* _TASK DESCRIPTION_
Write out the whole listing exactly as it stands.

* _SUPPLIED MATERIAL_
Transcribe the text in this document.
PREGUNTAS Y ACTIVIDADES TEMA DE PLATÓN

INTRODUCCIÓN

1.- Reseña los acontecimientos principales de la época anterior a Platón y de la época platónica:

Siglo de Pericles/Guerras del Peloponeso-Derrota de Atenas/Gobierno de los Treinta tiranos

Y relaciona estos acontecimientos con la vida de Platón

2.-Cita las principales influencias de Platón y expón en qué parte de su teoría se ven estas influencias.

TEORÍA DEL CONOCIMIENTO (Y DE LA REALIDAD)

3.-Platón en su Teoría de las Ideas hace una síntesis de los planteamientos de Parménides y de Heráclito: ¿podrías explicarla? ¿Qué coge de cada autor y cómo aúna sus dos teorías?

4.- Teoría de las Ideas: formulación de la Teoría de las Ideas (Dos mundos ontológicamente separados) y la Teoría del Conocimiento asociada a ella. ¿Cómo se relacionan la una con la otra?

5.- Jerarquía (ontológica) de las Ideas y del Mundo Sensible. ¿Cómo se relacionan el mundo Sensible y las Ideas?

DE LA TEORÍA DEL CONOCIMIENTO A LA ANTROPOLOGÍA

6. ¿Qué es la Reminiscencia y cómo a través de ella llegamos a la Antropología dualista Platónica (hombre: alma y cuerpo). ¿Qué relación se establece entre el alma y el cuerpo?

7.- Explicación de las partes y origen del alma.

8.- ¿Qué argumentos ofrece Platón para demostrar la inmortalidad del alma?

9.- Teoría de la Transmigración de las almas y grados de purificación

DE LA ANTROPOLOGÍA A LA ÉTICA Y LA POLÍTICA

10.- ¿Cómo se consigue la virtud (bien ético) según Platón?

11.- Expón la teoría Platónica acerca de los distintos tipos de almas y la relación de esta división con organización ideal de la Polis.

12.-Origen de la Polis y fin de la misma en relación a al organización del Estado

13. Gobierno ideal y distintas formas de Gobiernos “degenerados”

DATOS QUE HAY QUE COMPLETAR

* _WRITTEN RESPONSE_
Transcribe the text in this document.
PREGUNTAS Y ACTIVIDADES TEMA DE PLATÓN

INTRODUCCIÓN

1.- Reseña los acontecimientos principales de la época anterior a Platón y de la época platónica:

Siglo de Pericles/Guerras del Peloponeso-Derrota de Atenas/Gobierno de los Treinta tiranos

Y relaciona estos acontecimientos con la vida de Platón

2.-Cita las principales influencias de Platón y expón en qué parte de su teoría se ven estas influencias.

TEORÍA DEL CONOCIMIENTO (Y DE LA REALIDAD)

3.-Platón en su Teoría de las Ideas hace una síntesis de los planteamientos de Parménides y de Heráclito: ¿podrías explicarla? ¿Qué coge de cada autor y cómo aúna sus dos teorías?

4.- Teoría de las Ideas: formulación de la Teoría de las Ideas (Dos mundos ontológicamente separados) y la Teoría del Conocimiento asociada a ella. ¿Cómo se relacionan la una con la otra?

5.- Jerarquía (ontológica) de las Ideas y del Mundo Sensible. ¿Cómo se relacionan el mundo Sensible y las Ideas?

DE LA TEORÍA DEL CONOCIMIENTO A LA ANTROPOLOGÍA

6. ¿Qué es la Reminiscencia y cómo a través de ella llegamos a la Antropología dualista Platónica (hombre: alma y cuerpo). ¿Qué relación se establece entre el alma y el cuerpo?

7.- Explicación de las partes y origen del alma.

8.- ¿Qué argumentos ofrece Platón para demostrar la inmortalidad del alma?

9.- Teoría de la Transmigración de las almas y grados de purificación

DE LA ANTROPOLOGÍA A LA ÉTICA Y LA POLÍTICA

10.- ¿Cómo se consigue la virtud (bien ético) según Platón?

11.- Expón la teoría Platónica acerca de los distintos tipos de almas y la relación de esta división con organización ideal de la Polis.

12.-Origen de la Polis y fin de la misma en relación a al organización del Estado

13. Gobierno ideal y distintas formas de Gobiernos “degenerados”

DATOS QUE HAY QUE COMPLETAR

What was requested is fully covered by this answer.